(Latihan Singkat 1)
Sajikan baris-baris dalam catatan, dari baris yang memuat "- x-tick-label: 5: [723, 335, 735, 358]" sampai baris yang memuat "- y-tick-label: 200: [107, 283, 142, 306]", sebagai tabel Markdown berkolom No dan Baris, tanpa baris kosong.

(Blok Teks)
Lalu, kembali ke pertanyaan pertama, apabila pengaruh konsumsi pangan modern, yang notabene dianggap tidak baik, bisa sebesar itu, mengapa konsumsi (dan produksi) pangan yang baik dan sehat tidak bisa? Sebagaimana saya ungkapkan di paragraf-paragraf awal, politik pangan bermuara pada politik yang terwujudkan di dalam tubuh kita. Bayangkan tubuh Anda sebagai arena perlawanan politik: di satu sisi, Anda dihadapkan pada dorongan untuk mengonsumsi makanan siap saji, di sisi lain Anda didorong untuk menginternalisasi nilai organik ke dalam gaya hidup Anda – makanan mana yang Anda pilih? Sejauh mana Anda menentukan pilihan, sejauh itu pulalah politik pangan menubuh.
Tapi seperti yang diangkat oleh Bourdieu, politik rasa dan selera tidak berhenti di dalam diri individu; ini adalah fenomena kelas sosial. Kita bisa melihatnya dari dua arah. Pertama, kita tahu bahwa gaya hidup organik dan pangan lokal akan lebih mudah disebarluaskan apabila itu menjadi selera yang dibangun oleh kelas sosial elite di masyarakat. Tokoh-tokoh ternama, selebriti dan pemimpin negara dalam hal ini berperan penting untuk mengkonstruksi selera baru di dalam masyarakat, yang akhirnya diadopsi oleh kelas jelata. Pemerintah selayaknya meninggalkan pendekatan lama (sebagai Bapak Angkat yang menyediakan bantuan bagi anak-anaknya) dan beralih ke cara budaya baru bekerja. Dalam konteks ini, pertarungan politik meluas ke berbagai media (massa dan sosial). Di Indonesia, selebriti-aktivis seperti Nugie dan Nadine Chandrawinata punya andil menyuarakan gaya hidup yang ramah lingkungan. Para celebrity chef global seperti Jamie Oliver dan Hugh Fearnley-Whittingsall juga menembus pasar Indonesia untuk mengenalkan cara mengolah makanan secara sehat. Tetapi, mereka mungkin kalah pamor dibandingkan selebriti lain yang lebih terkenal dan menjadi duta konsumerisme dalam posisi mereka sebagai bintang pariwara.

(Daftar Catatan)
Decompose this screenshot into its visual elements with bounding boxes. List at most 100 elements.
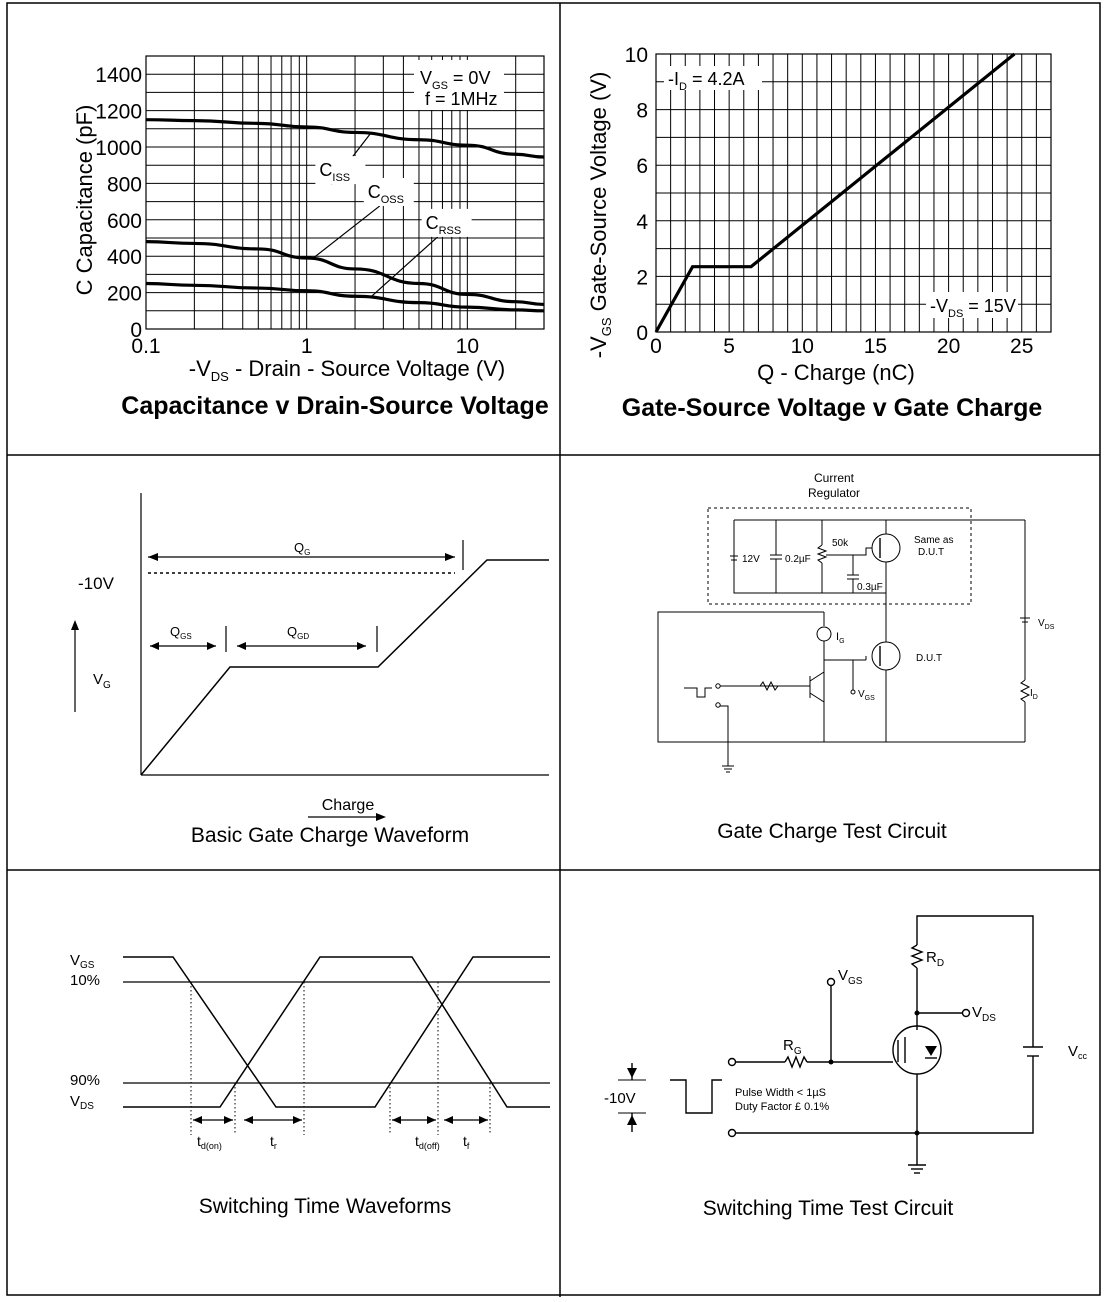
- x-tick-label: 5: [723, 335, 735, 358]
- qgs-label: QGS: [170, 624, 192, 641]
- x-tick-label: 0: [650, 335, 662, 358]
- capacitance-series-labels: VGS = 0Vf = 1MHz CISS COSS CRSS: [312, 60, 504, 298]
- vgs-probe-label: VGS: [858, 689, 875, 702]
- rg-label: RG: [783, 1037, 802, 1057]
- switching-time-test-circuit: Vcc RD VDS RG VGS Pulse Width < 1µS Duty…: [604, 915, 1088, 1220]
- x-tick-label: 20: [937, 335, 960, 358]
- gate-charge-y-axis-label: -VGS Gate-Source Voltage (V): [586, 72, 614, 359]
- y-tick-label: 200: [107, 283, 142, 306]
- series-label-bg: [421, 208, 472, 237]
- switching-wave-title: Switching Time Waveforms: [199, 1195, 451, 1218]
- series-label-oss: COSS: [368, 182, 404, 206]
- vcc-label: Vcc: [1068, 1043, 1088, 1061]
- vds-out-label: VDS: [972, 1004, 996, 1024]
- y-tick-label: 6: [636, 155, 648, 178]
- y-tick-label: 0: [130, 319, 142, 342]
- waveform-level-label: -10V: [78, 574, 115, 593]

(Latihan Singkat 2)
Tuliskan kembali persis bagian teks tentang politik pangan dari "Lalu, kembali ke" sampai "politik pangan menubuh.".

(Jawaban Tertulis 1)
| No | Baris |
|---|---|
| 1 | - x-tick-label: 5: [723, 335, 735, 358] |
| 2 | - qgs-label: QGS: [170, 624, 192, 641] |
| 3 | - x-tick-label: 0: [650, 335, 662, 358] |
| 4 | - capacitance-series-labels: VGS = 0Vf = 1MHz CISS COSS CRSS: [312, 60, 504, 298] |
| 5 | - vgs-probe-label: VGS: [858, 689, 875, 702] |
| 6 | - rg-label: RG: [783, 1037, 802, 1057] |
| 7 | - switching-time-test-circuit: Vcc RD VDS RG VGS Pulse Width < 1µS Duty…: [604, 915, 1088, 1220] |
| 8 | - x-tick-label: 20: [937, 335, 960, 358] |
| 9 | - gate-charge-y-axis-label: -VGS Gate-Source Voltage (V): [586, 72, 614, 359] |
| 10 | - y-tick-label: 200: [107, 283, 142, 306] |

(Jawaban Tertulis 2)
Lalu, kembali ke pertanyaan pertama, apabila pengaruh konsumsi pangan modern, yang notabene dianggap tidak baik, bisa sebesar itu, mengapa konsumsi (dan produksi) pangan yang baik dan sehat tidak bisa? Sebagaimana saya ungkapkan di paragraf-paragraf awal, politik pangan bermuara pada politik yang terwujudkan di dalam tubuh kita. Bayangkan tubuh Anda sebagai arena perlawanan politik: di satu sisi, Anda dihadapkan pada dorongan untuk mengonsumsi makanan siap saji, di sisi lain Anda didorong untuk menginternalisasi nilai organik ke dalam gaya hidup Anda – makanan mana yang Anda pilih? Sejauh mana Anda menentukan pilihan, sejauh itu pulalah politik pangan menubuh.